What lines of the data hold the string "орынбасары"? Pull each one out.

Stored records:

## start

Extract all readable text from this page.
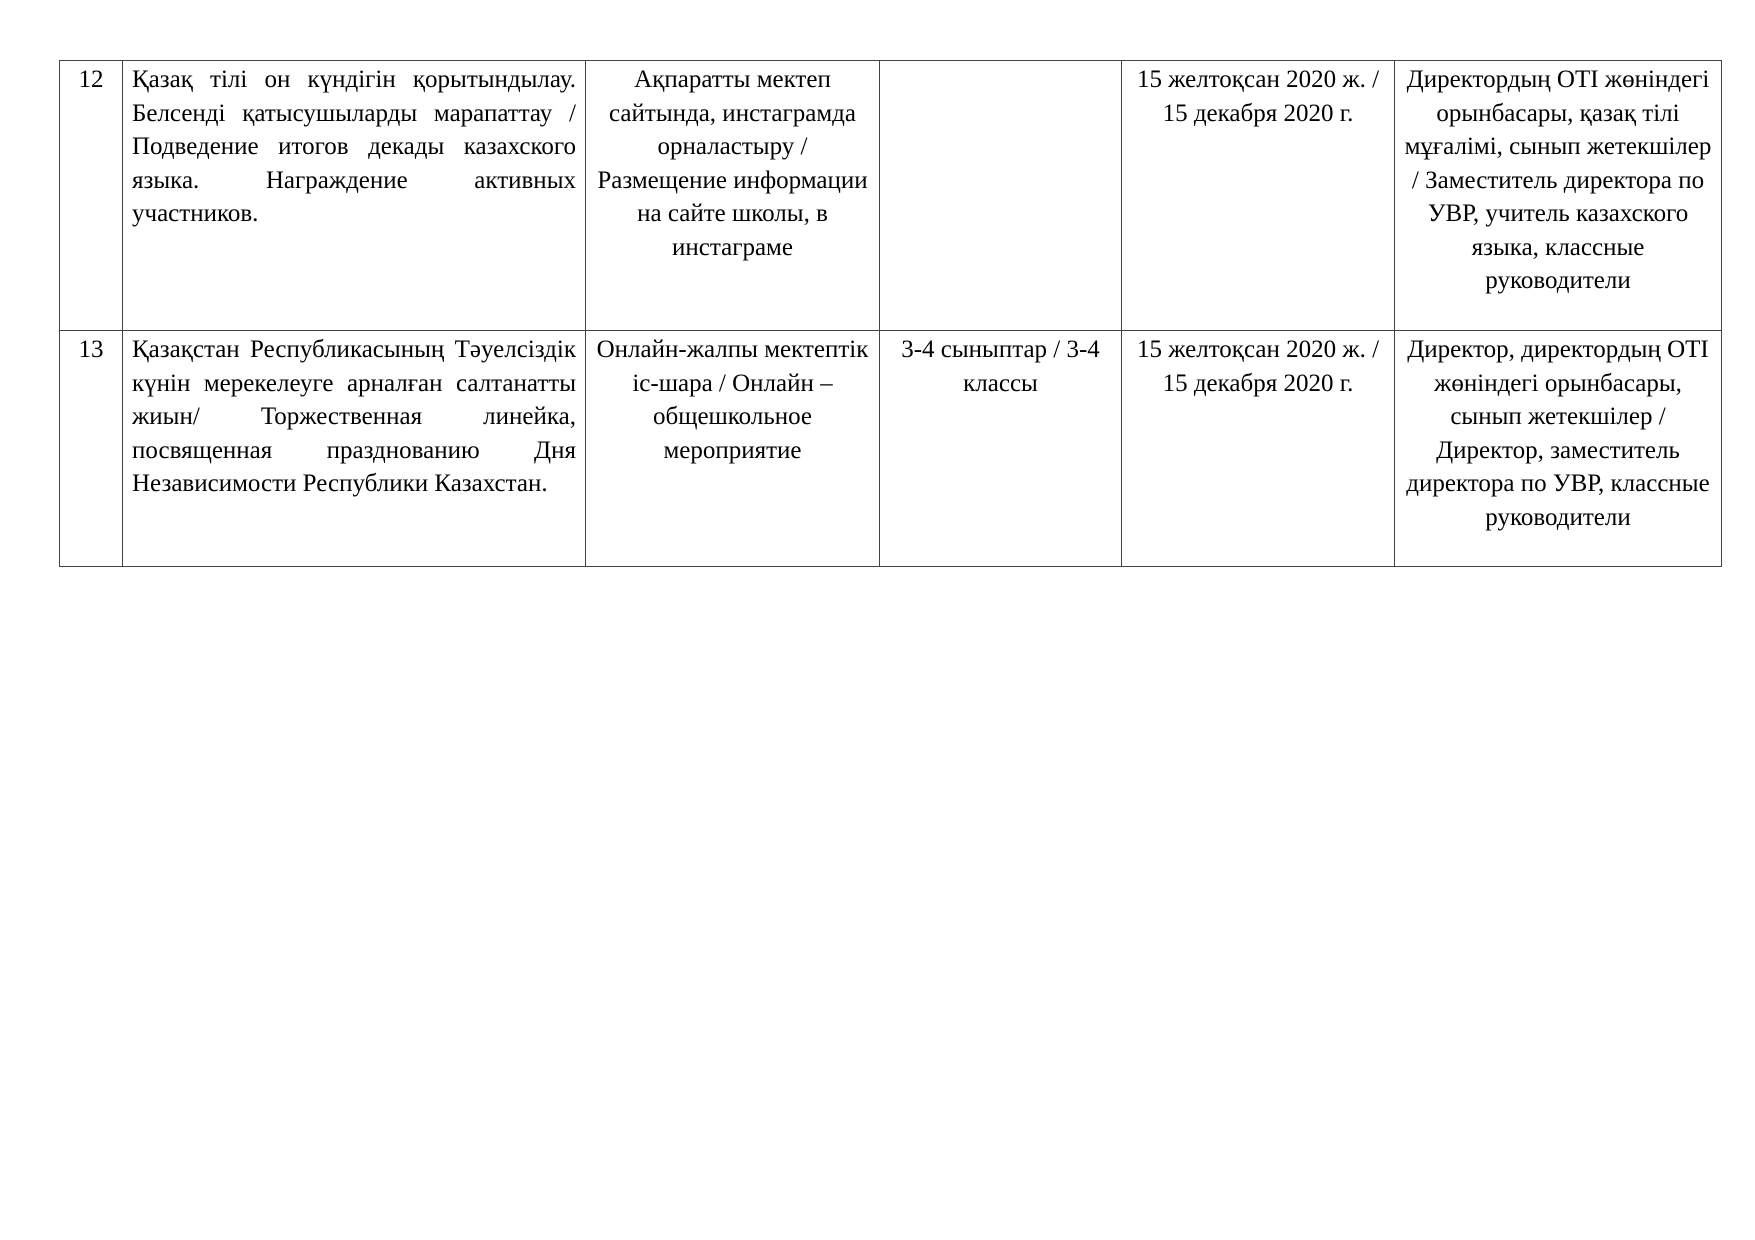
12	Қазақ тілі он күндігін қорытындылау. Белсенді қатысушыларды марапаттау / Подведение итогов декады казахского языка. Награждение активных участников.	Ақпаратты мектеп сайтында, инстаграмда орналастыру / Размещение информации на сайте школы, в инстаграме		15 желтоқсан 2020 ж. /
15 декабря 2020 г.	Директордың ОТІ жөніндегі орынбасары, қазақ тілі мұғалімі, сынып жетекшілер / Заместитель директора по УВР, учитель казахского языка, классные руководители
13	Қазақстан Республикасының Тәуелсіздік күнін мерекелеуге арналған салтанатты жиын/ Торжественная линейка, посвященная празднованию Дня Независимости Республики Казахстан.	Онлайн-жалпы мектептік іс-шара / Онлайн – общешкольное мероприятие	3-4 сыныптар / 3-4 классы	15 желтоқсан 2020 ж. /
15 декабря 2020 г.	Директор, директордың ОТІ жөніндегі орынбасары, сынып жетекшілер / Директор, заместитель директора по УВР, классные руководители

## end

SOLUTION FOR THIS PROBLEM:
15 декабря 2020 г.	Директордың ОТІ жөніндегі орынбасары, қазақ тілі мұғалімі, сынып жетекшілер / Заместитель директора по УВР, учитель казахского языка, классные руководители
15 декабря 2020 г.	Директор, директордың ОТІ жөніндегі орынбасары, сынып жетекшілер / Директор, заместитель директора по УВР, классные руководители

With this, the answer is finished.